** WHAT IS REQUIRED **
Every line below should be repeated exactly.

** RECORDS FOR PROCESSING **
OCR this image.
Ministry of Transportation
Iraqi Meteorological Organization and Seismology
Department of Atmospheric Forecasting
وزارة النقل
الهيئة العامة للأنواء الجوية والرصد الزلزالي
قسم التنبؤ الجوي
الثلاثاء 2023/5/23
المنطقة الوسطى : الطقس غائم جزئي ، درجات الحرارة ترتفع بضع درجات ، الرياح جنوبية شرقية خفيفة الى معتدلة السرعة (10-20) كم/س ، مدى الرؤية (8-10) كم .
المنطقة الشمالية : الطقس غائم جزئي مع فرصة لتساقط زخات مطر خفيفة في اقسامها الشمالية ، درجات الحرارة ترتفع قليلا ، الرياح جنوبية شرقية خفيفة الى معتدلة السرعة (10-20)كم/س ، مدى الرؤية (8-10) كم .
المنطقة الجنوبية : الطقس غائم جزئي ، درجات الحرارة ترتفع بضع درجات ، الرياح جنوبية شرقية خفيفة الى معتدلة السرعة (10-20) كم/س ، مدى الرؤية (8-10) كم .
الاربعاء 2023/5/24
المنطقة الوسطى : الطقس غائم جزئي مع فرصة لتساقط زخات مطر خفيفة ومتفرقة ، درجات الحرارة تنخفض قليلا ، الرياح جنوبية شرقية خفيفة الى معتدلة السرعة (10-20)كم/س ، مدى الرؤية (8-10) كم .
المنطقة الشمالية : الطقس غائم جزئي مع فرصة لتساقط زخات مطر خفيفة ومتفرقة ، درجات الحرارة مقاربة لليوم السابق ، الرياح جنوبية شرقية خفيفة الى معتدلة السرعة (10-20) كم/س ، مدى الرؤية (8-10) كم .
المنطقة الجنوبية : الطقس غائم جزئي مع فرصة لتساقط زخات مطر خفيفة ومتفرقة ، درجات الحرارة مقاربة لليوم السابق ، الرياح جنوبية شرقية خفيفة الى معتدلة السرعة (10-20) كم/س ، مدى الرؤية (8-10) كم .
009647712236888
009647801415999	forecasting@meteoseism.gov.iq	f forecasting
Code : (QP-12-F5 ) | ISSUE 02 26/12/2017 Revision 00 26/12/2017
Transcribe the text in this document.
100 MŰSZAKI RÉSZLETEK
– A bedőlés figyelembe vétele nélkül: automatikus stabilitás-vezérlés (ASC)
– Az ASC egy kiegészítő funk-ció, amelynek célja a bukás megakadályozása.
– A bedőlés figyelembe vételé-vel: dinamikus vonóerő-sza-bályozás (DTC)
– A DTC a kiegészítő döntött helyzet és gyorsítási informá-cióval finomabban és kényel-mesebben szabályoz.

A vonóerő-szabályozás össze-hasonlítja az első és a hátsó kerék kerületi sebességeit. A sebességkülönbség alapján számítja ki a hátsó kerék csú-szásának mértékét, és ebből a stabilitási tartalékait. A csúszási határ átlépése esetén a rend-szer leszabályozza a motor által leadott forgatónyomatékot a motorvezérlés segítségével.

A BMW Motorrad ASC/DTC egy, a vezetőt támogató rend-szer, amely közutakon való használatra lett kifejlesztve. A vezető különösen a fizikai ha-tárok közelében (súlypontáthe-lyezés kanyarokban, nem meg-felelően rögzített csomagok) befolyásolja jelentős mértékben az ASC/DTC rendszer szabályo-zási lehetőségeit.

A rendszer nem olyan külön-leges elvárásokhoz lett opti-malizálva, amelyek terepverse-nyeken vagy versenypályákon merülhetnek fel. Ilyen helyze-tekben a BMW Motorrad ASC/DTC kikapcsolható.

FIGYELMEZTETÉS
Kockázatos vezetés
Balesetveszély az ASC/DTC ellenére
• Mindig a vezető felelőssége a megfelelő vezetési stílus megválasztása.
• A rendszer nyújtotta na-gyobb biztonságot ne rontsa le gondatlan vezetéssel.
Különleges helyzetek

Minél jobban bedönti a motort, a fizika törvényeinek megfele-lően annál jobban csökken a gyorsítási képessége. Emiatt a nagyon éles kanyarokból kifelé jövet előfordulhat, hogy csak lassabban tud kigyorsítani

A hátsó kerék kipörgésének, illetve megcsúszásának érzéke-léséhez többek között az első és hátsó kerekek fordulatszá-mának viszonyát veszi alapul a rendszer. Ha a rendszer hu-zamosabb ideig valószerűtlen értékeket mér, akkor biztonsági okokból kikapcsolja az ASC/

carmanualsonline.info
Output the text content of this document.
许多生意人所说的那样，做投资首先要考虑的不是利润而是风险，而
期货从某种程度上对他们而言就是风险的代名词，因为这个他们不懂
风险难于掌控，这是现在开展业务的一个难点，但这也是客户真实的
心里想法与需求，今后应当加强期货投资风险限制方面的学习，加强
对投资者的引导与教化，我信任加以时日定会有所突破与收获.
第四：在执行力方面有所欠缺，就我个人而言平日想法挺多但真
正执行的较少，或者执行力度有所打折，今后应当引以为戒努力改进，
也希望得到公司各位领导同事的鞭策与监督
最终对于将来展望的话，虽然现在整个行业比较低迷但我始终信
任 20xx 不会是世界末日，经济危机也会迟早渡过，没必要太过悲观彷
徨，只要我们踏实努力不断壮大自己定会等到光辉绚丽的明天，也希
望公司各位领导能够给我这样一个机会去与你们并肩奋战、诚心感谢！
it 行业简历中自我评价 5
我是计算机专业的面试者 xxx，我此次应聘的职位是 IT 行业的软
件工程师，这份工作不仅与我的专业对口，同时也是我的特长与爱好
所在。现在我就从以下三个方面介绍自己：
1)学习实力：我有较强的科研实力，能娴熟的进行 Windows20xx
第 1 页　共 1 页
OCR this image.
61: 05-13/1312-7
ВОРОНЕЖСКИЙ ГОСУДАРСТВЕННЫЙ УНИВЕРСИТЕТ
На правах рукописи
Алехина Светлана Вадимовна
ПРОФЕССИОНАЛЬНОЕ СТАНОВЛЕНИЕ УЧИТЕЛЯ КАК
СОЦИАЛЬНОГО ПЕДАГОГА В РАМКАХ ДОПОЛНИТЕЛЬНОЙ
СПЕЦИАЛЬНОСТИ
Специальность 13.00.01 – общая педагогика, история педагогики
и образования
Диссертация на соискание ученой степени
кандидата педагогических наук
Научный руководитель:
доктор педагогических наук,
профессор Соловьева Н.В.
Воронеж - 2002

** RESPONSE TO THE EXERCISE **
OCR this image.
Ministry of Transportation
Iraqi Meteorological Organization and Seismology
Department of Atmospheric Forecasting
وزارة النقل
الهيئة العامة للأنواء الجوية والرصد الزلزالي
قسم التنبؤ الجوي
الثلاثاء 2023/5/23
المنطقة الوسطى : الطقس غائم جزئي ، درجات الحرارة ترتفع بضع درجات ، الرياح جنوبية شرقية خفيفة الى معتدلة السرعة (10-20) كم/س ، مدى الرؤية (8-10) كم .
المنطقة الشمالية : الطقس غائم جزئي مع فرصة لتساقط زخات مطر خفيفة في اقسامها الشمالية ، درجات الحرارة ترتفع قليلا ، الرياح جنوبية شرقية خفيفة الى معتدلة السرعة (10-20)كم/س ، مدى الرؤية (8-10) كم .
المنطقة الجنوبية : الطقس غائم جزئي ، درجات الحرارة ترتفع بضع درجات ، الرياح جنوبية شرقية خفيفة الى معتدلة السرعة (10-20) كم/س ، مدى الرؤية (8-10) كم .
الاربعاء 2023/5/24
المنطقة الوسطى : الطقس غائم جزئي مع فرصة لتساقط زخات مطر خفيفة ومتفرقة ، درجات الحرارة تنخفض قليلا ، الرياح جنوبية شرقية خفيفة الى معتدلة السرعة (10-20)كم/س ، مدى الرؤية (8-10) كم .
المنطقة الشمالية : الطقس غائم جزئي مع فرصة لتساقط زخات مطر خفيفة ومتفرقة ، درجات الحرارة مقاربة لليوم السابق ، الرياح جنوبية شرقية خفيفة الى معتدلة السرعة (10-20) كم/س ، مدى الرؤية (8-10) كم .
المنطقة الجنوبية : الطقس غائم جزئي مع فرصة لتساقط زخات مطر خفيفة ومتفرقة ، درجات الحرارة مقاربة لليوم السابق ، الرياح جنوبية شرقية خفيفة الى معتدلة السرعة (10-20) كم/س ، مدى الرؤية (8-10) كم .
009647712236888
009647801415999	forecasting@meteoseism.gov.iq	f forecasting
Code : (QP-12-F5 ) | ISSUE 02 26/12/2017 Revision 00 26/12/2017
Transcribe the text in this document.
100 MŰSZAKI RÉSZLETEK
– A bedőlés figyelembe vétele nélkül: automatikus stabilitás-vezérlés (ASC)
– Az ASC egy kiegészítő funk-ció, amelynek célja a bukás megakadályozása.
– A bedőlés figyelembe vételé-vel: dinamikus vonóerő-sza-bályozás (DTC)
– A DTC a kiegészítő döntött helyzet és gyorsítási informá-cióval finomabban és kényel-mesebben szabályoz.

A vonóerő-szabályozás össze-hasonlítja az első és a hátsó kerék kerületi sebességeit. A sebességkülönbség alapján számítja ki a hátsó kerék csú-szásának mértékét, és ebből a stabilitási tartalékait. A csúszási határ átlépése esetén a rend-szer leszabályozza a motor által leadott forgatónyomatékot a motorvezérlés segítségével.

A BMW Motorrad ASC/DTC egy, a vezetőt támogató rend-szer, amely közutakon való használatra lett kifejlesztve. A vezető különösen a fizikai ha-tárok közelében (súlypontáthe-lyezés kanyarokban, nem meg-felelően rögzített csomagok) befolyásolja jelentős mértékben az ASC/DTC rendszer szabályo-zási lehetőségeit.

A rendszer nem olyan külön-leges elvárásokhoz lett opti-malizálva, amelyek terepverse-nyeken vagy versenypályákon merülhetnek fel. Ilyen helyze-tekben a BMW Motorrad ASC/DTC kikapcsolható.

FIGYELMEZTETÉS
Kockázatos vezetés
Balesetveszély az ASC/DTC ellenére
• Mindig a vezető felelőssége a megfelelő vezetési stílus megválasztása.
• A rendszer nyújtotta na-gyobb biztonságot ne rontsa le gondatlan vezetéssel.
Különleges helyzetek

Minél jobban bedönti a motort, a fizika törvényeinek megfele-lően annál jobban csökken a gyorsítási képessége. Emiatt a nagyon éles kanyarokból kifelé jövet előfordulhat, hogy csak lassabban tud kigyorsítani

A hátsó kerék kipörgésének, illetve megcsúszásának érzéke-léséhez többek között az első és hátsó kerekek fordulatszá-mának viszonyát veszi alapul a rendszer. Ha a rendszer hu-zamosabb ideig valószerűtlen értékeket mér, akkor biztonsági okokból kikapcsolja az ASC/

carmanualsonline.info
Output the text content of this document.
许多生意人所说的那样，做投资首先要考虑的不是利润而是风险，而
期货从某种程度上对他们而言就是风险的代名词，因为这个他们不懂
风险难于掌控，这是现在开展业务的一个难点，但这也是客户真实的
心里想法与需求，今后应当加强期货投资风险限制方面的学习，加强
对投资者的引导与教化，我信任加以时日定会有所突破与收获.
第四：在执行力方面有所欠缺，就我个人而言平日想法挺多但真
正执行的较少，或者执行力度有所打折，今后应当引以为戒努力改进，
也希望得到公司各位领导同事的鞭策与监督
最终对于将来展望的话，虽然现在整个行业比较低迷但我始终信
任 20xx 不会是世界末日，经济危机也会迟早渡过，没必要太过悲观彷
徨，只要我们踏实努力不断壮大自己定会等到光辉绚丽的明天，也希
望公司各位领导能够给我这样一个机会去与你们并肩奋战、诚心感谢！
it 行业简历中自我评价 5
我是计算机专业的面试者 xxx，我此次应聘的职位是 IT 行业的软
件工程师，这份工作不仅与我的专业对口，同时也是我的特长与爱好
所在。现在我就从以下三个方面介绍自己：
1)学习实力：我有较强的科研实力，能娴熟的进行 Windows20xx
第 1 页　共 1 页
OCR this image.
61: 05-13/1312-7
ВОРОНЕЖСКИЙ ГОСУДАРСТВЕННЫЙ УНИВЕРСИТЕТ
На правах рукописи
Алехина Светлана Вадимовна
ПРОФЕССИОНАЛЬНОЕ СТАНОВЛЕНИЕ УЧИТЕЛЯ КАК
СОЦИАЛЬНОГО ПЕДАГОГА В РАМКАХ ДОПОЛНИТЕЛЬНОЙ
СПЕЦИАЛЬНОСТИ
Специальность 13.00.01 – общая педагогика, история педагогики
и образования
Диссертация на соискание ученой степени
кандидата педагогических наук
Научный руководитель:
доктор педагогических наук,
профессор Соловьева Н.В.
Воронеж - 2002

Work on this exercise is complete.